Begin Data for this task
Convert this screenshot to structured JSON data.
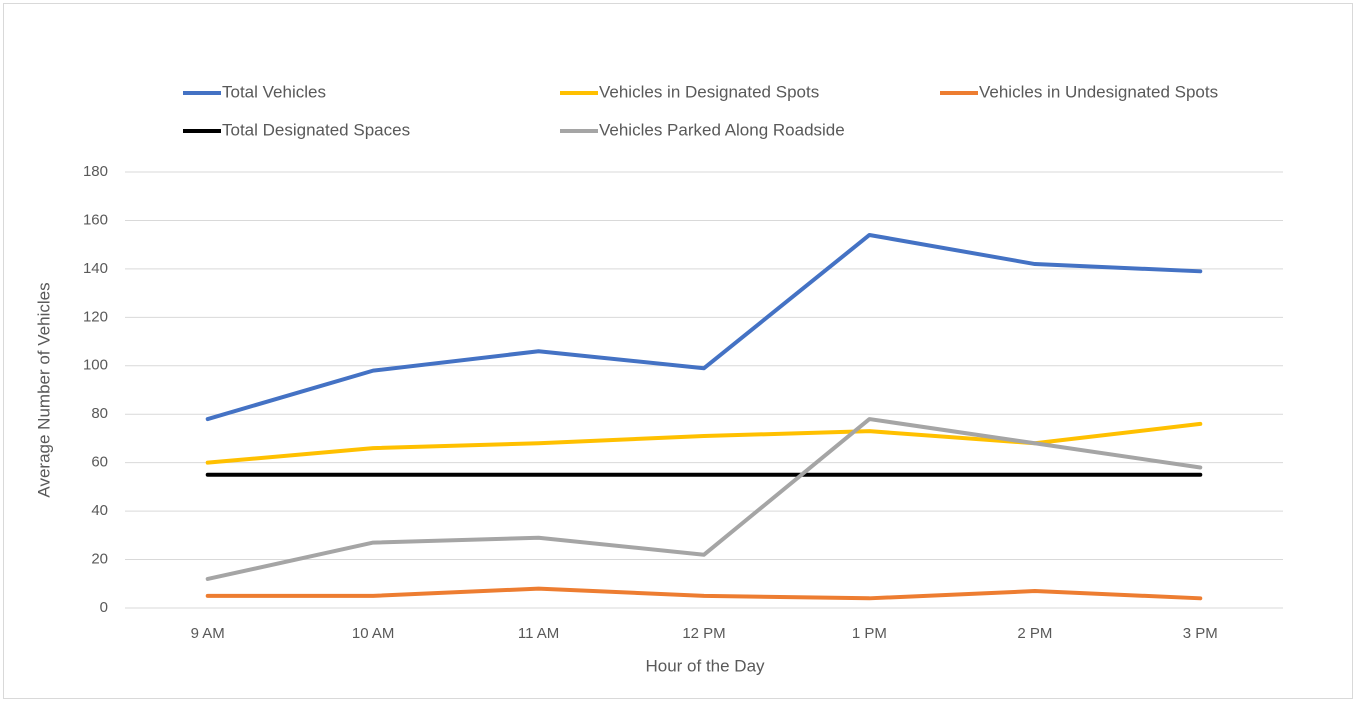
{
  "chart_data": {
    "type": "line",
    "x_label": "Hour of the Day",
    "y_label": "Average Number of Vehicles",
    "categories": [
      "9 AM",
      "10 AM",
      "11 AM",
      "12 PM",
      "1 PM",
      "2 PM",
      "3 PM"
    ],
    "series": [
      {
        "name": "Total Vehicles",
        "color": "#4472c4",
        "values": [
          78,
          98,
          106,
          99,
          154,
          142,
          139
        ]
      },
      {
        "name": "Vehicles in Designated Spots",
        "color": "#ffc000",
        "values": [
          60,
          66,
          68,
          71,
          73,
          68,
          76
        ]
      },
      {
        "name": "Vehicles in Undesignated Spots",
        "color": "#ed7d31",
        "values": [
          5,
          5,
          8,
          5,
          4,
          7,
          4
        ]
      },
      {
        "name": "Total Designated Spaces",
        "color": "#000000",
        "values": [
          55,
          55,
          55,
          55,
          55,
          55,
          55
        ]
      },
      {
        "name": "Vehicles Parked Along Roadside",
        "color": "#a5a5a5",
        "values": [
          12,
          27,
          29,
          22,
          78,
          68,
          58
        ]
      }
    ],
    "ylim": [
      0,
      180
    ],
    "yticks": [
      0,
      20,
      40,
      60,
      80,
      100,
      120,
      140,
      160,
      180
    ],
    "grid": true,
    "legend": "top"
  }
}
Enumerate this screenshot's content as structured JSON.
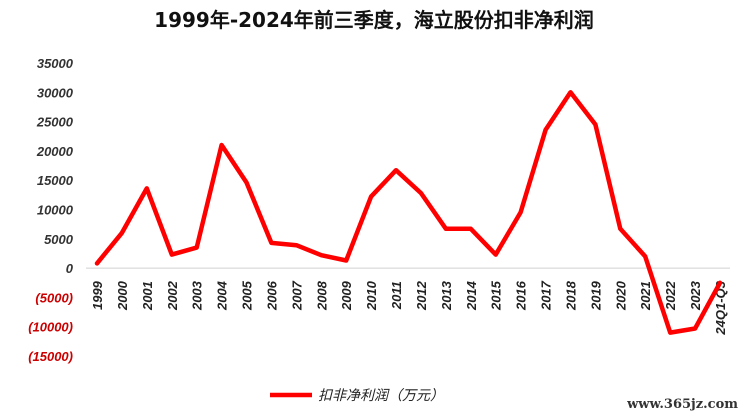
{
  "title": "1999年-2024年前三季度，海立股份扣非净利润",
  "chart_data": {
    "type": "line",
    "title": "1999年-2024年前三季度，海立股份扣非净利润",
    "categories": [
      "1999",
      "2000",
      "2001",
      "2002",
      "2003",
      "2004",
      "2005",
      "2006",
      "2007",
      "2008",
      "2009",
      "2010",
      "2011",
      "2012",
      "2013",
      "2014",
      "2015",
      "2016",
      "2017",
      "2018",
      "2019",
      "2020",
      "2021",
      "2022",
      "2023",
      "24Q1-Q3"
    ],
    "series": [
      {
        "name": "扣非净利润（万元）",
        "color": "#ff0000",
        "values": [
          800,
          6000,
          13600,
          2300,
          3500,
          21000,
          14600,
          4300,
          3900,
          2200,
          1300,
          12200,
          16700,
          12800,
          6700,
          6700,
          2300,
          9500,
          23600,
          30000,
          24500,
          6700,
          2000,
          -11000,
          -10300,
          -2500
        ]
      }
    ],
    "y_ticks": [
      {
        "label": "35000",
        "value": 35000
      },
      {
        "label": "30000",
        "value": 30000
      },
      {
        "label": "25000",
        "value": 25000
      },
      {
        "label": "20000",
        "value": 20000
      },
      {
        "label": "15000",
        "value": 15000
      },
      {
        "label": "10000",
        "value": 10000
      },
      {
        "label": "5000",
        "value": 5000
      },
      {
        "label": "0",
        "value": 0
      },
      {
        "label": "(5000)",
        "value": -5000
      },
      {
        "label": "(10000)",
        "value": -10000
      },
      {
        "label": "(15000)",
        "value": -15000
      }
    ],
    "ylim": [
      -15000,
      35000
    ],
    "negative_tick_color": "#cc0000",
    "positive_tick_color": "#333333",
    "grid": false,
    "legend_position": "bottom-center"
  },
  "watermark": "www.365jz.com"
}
End Data for this task
Task brief
Pull out every line of the records that includes the string "JSON".

Answer to the problem
Convert this screenshot to structured JSON data.
Enumerate this screenshot's content as structured JSON.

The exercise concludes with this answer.